* [Given problem] Restate every entry word for word.

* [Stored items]
━━━

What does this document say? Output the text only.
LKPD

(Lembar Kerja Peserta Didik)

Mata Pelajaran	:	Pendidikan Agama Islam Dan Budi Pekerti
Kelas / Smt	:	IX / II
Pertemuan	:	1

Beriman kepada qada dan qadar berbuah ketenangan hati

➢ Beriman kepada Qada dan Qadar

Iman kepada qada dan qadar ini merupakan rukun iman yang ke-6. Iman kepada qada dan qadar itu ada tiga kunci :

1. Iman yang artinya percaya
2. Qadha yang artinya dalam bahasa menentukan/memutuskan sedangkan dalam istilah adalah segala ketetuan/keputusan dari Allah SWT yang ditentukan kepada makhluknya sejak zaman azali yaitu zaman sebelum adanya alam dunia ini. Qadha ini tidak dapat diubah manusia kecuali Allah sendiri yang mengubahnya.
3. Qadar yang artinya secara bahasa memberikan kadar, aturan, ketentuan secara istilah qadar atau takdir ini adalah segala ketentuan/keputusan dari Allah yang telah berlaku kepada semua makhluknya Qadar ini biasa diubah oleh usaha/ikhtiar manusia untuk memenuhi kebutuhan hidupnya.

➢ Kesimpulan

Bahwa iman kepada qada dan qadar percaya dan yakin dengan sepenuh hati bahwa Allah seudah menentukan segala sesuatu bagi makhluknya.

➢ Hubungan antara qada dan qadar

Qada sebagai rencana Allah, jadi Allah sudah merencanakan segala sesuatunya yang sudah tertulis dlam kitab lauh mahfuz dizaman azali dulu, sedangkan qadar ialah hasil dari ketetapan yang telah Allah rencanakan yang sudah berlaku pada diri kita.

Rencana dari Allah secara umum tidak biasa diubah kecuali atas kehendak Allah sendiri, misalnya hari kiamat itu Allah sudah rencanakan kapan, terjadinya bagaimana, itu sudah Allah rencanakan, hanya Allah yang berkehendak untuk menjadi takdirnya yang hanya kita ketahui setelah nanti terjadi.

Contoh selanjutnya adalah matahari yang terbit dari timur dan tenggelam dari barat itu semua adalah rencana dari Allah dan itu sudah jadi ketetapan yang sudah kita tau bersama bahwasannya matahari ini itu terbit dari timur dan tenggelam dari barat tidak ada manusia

━━━

* [Solution to the exercise]
What does this document say? Output the text only.
LKPD

(Lembar Kerja Peserta Didik)

Mata Pelajaran	:	Pendidikan Agama Islam Dan Budi Pekerti
Kelas / Smt	:	IX / II
Pertemuan	:	1

Beriman kepada qada dan qadar berbuah ketenangan hati

➢ Beriman kepada Qada dan Qadar

Iman kepada qada dan qadar ini merupakan rukun iman yang ke-6. Iman kepada qada dan qadar itu ada tiga kunci :

1. Iman yang artinya percaya
2. Qadha yang artinya dalam bahasa menentukan/memutuskan sedangkan dalam istilah adalah segala ketetuan/keputusan dari Allah SWT yang ditentukan kepada makhluknya sejak zaman azali yaitu zaman sebelum adanya alam dunia ini. Qadha ini tidak dapat diubah manusia kecuali Allah sendiri yang mengubahnya.
3. Qadar yang artinya secara bahasa memberikan kadar, aturan, ketentuan secara istilah qadar atau takdir ini adalah segala ketentuan/keputusan dari Allah yang telah berlaku kepada semua makhluknya Qadar ini biasa diubah oleh usaha/ikhtiar manusia untuk memenuhi kebutuhan hidupnya.

➢ Kesimpulan

Bahwa iman kepada qada dan qadar percaya dan yakin dengan sepenuh hati bahwa Allah seudah menentukan segala sesuatu bagi makhluknya.

➢ Hubungan antara qada dan qadar

Qada sebagai rencana Allah, jadi Allah sudah merencanakan segala sesuatunya yang sudah tertulis dlam kitab lauh mahfuz dizaman azali dulu, sedangkan qadar ialah hasil dari ketetapan yang telah Allah rencanakan yang sudah berlaku pada diri kita.

Rencana dari Allah secara umum tidak biasa diubah kecuali atas kehendak Allah sendiri, misalnya hari kiamat itu Allah sudah rencanakan kapan, terjadinya bagaimana, itu sudah Allah rencanakan, hanya Allah yang berkehendak untuk menjadi takdirnya yang hanya kita ketahui setelah nanti terjadi.

Contoh selanjutnya adalah matahari yang terbit dari timur dan tenggelam dari barat itu semua adalah rencana dari Allah dan itu sudah jadi ketetapan yang sudah kita tau bersama bahwasannya matahari ini itu terbit dari timur dan tenggelam dari barat tidak ada manusia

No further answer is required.